#### [Short problem]
Every line below that mentions the word "ARCC" should be copied out.

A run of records
>> BEGIN
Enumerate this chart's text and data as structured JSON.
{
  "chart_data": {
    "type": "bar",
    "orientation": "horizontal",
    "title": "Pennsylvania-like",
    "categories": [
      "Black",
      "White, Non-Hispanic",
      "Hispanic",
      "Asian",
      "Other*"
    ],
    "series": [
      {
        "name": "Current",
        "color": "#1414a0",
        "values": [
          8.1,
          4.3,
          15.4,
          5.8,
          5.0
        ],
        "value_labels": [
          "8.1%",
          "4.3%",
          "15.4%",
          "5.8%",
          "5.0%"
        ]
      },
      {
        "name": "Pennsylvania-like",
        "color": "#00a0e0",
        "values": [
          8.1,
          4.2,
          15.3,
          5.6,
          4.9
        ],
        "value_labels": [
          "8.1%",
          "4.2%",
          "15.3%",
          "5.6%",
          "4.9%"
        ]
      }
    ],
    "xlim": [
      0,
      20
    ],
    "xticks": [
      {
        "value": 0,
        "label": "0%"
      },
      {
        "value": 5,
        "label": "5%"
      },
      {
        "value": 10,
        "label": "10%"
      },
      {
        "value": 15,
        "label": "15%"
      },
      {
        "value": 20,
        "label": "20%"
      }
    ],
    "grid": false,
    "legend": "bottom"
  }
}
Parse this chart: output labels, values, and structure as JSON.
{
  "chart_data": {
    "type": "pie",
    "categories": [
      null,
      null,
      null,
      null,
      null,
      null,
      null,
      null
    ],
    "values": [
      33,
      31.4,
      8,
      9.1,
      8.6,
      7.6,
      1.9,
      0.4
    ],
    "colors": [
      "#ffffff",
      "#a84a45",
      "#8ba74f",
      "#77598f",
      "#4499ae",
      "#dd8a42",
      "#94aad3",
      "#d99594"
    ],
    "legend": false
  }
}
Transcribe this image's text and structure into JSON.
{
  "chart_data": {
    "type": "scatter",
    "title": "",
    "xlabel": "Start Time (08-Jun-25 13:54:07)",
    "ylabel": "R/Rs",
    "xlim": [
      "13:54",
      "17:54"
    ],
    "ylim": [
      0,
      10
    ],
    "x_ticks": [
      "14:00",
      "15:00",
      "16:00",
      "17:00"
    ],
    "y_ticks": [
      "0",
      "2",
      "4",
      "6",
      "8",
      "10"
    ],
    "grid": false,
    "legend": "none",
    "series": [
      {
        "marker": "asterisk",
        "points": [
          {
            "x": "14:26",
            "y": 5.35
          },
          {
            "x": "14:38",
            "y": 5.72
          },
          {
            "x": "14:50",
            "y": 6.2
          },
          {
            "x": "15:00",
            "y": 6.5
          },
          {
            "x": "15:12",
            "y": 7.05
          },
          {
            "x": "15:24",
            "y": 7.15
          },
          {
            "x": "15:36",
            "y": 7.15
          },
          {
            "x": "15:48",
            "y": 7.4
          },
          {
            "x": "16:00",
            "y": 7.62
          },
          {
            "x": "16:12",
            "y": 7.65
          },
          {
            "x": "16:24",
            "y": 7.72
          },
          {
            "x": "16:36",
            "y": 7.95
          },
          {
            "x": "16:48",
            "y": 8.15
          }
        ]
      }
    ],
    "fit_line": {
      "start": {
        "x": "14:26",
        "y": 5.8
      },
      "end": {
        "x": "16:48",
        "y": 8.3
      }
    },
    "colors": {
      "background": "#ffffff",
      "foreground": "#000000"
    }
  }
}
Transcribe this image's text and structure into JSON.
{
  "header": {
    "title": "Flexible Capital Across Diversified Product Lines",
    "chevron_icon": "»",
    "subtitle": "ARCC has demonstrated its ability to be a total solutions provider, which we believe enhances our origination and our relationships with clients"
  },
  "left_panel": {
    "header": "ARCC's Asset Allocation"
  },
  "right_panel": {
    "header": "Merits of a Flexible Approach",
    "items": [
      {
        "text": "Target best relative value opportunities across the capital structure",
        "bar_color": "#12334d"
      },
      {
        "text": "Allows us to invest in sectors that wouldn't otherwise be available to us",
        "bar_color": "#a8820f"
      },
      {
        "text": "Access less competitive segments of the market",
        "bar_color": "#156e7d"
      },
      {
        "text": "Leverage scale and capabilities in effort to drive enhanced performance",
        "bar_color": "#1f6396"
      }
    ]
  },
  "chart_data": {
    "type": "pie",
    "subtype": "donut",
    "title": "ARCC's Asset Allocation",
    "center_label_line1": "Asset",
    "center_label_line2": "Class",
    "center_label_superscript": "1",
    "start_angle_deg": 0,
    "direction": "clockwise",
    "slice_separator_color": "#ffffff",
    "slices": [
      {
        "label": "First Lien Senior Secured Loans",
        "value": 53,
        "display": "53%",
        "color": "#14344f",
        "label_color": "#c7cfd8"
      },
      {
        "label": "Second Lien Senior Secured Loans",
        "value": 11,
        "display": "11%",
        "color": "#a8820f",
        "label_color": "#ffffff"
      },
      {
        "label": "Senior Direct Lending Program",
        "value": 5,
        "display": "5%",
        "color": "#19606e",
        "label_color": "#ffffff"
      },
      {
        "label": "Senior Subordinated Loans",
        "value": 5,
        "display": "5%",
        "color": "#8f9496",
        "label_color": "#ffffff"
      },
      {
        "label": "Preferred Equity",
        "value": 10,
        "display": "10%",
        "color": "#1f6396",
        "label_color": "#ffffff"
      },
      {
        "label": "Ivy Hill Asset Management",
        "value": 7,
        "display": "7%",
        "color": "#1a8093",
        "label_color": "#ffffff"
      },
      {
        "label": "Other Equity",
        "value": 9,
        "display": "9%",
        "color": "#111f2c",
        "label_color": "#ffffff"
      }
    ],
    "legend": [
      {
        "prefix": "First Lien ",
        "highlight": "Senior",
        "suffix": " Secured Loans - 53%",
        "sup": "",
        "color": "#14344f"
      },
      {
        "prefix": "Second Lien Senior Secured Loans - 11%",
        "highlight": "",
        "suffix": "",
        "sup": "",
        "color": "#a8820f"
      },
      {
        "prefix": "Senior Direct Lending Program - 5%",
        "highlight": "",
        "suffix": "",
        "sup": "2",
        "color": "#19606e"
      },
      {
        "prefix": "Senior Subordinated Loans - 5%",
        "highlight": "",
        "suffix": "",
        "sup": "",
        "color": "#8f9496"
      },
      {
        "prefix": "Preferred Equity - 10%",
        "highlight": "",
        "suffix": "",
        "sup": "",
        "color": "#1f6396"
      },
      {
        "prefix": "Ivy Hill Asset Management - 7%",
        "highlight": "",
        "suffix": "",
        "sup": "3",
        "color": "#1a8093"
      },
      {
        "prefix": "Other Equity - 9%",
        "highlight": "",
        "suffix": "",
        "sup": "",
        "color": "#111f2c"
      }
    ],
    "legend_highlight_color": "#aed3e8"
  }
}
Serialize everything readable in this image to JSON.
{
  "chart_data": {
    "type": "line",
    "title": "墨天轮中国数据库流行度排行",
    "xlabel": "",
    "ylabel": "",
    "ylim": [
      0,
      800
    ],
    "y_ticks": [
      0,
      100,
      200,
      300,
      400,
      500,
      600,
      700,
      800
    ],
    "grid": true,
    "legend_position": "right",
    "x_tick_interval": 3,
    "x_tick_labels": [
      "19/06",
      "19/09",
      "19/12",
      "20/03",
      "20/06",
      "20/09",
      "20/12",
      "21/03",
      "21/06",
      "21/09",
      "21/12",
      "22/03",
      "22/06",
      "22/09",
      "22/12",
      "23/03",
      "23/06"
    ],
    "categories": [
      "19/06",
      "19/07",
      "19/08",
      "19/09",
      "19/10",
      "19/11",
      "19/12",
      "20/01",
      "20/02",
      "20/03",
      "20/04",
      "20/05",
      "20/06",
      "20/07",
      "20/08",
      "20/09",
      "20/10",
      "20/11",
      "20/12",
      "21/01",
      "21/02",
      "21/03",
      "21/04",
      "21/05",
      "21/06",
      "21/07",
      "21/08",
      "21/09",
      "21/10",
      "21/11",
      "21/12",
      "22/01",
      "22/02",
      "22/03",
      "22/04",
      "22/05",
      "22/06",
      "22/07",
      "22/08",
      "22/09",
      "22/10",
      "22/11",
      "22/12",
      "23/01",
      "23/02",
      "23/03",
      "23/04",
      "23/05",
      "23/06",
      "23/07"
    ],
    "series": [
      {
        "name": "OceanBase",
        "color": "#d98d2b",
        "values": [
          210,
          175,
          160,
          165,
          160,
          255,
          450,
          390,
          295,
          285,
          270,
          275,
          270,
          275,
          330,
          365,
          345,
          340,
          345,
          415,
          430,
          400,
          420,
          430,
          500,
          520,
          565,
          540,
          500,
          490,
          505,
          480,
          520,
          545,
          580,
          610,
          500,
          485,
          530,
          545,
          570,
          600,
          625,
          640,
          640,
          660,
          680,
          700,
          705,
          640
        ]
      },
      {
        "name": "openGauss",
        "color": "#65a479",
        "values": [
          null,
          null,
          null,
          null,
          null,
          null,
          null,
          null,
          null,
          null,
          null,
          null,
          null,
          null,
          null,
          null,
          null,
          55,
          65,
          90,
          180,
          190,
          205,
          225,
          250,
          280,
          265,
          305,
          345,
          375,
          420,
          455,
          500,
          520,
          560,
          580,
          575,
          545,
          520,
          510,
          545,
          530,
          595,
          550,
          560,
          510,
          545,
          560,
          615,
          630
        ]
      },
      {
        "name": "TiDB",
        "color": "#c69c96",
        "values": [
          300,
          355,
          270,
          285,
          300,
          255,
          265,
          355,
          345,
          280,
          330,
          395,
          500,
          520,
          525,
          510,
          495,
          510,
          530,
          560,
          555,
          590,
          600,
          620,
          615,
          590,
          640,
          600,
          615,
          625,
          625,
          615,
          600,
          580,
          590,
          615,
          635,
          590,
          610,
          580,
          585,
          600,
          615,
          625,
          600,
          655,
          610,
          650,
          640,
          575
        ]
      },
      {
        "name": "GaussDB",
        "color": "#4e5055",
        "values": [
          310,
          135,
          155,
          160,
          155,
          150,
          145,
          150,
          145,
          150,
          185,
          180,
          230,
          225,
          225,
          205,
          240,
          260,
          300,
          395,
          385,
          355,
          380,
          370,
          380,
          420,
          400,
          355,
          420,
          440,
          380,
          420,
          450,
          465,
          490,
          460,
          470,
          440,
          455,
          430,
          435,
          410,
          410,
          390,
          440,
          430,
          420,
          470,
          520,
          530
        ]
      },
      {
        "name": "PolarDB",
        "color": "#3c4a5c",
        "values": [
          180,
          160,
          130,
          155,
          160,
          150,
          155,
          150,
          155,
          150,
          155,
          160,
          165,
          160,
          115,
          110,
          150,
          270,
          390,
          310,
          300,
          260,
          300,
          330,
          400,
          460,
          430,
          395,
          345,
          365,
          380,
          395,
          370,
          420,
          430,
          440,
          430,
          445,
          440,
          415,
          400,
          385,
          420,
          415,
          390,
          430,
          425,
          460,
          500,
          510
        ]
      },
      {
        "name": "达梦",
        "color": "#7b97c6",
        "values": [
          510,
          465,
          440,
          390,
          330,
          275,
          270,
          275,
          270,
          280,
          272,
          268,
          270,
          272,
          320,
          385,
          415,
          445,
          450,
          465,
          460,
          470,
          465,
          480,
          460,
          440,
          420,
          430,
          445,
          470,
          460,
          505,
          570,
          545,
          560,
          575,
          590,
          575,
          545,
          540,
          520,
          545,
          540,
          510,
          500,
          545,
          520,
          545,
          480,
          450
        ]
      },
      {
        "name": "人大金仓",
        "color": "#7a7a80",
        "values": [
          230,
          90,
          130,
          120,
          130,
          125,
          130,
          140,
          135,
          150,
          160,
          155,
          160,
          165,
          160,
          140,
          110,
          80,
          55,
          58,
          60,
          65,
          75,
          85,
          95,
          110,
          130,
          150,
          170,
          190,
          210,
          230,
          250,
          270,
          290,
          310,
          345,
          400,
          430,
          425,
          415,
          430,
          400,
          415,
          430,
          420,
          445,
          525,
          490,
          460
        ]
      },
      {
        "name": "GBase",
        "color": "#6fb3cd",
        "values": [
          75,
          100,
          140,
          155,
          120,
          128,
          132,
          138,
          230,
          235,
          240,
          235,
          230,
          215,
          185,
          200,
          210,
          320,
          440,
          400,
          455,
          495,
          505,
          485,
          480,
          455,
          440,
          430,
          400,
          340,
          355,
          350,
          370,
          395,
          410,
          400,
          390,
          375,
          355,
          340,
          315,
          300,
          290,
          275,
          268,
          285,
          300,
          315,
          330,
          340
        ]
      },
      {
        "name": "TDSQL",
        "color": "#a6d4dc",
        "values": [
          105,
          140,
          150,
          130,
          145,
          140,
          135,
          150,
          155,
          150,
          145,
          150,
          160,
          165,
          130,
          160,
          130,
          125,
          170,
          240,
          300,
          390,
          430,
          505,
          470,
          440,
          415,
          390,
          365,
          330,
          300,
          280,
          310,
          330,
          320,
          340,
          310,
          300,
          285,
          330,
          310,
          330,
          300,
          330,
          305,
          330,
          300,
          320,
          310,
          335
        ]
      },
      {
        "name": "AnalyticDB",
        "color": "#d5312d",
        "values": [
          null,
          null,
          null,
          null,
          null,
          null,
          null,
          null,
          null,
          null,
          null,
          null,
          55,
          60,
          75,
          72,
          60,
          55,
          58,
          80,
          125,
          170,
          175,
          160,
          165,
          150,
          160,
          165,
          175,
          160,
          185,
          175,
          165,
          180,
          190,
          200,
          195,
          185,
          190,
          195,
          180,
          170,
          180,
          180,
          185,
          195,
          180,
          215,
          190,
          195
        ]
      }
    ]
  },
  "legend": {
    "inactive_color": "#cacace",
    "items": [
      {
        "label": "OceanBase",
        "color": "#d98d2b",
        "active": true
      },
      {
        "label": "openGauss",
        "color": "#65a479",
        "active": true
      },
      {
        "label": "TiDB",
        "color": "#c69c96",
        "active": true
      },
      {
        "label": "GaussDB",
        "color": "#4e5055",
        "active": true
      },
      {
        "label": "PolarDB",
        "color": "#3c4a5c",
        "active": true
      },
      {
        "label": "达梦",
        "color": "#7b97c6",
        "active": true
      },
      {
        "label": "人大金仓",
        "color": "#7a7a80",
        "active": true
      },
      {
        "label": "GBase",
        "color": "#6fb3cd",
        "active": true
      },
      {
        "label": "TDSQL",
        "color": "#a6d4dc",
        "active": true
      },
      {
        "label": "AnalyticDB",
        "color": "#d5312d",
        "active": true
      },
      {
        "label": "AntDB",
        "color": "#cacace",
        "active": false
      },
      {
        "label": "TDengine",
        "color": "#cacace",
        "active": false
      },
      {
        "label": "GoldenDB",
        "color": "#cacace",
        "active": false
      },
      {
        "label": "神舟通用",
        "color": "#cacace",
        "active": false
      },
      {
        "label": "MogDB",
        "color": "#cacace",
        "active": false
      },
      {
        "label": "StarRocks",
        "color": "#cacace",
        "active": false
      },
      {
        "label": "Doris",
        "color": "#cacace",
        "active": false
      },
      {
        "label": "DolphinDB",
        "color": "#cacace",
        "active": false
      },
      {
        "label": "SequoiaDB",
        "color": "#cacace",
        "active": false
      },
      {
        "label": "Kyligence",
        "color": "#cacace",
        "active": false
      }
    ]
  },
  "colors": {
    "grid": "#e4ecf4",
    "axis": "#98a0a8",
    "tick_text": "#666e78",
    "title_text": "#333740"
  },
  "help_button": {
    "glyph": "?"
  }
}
>> END
#### [Task response]
    "subtitle": "ARCC has demonstrated its ability to be a total solutions provider, which we believe enhances our origination and our relationships with clients"
    "header": "ARCC's Asset Allocation"
    "title": "ARCC's Asset Allocation",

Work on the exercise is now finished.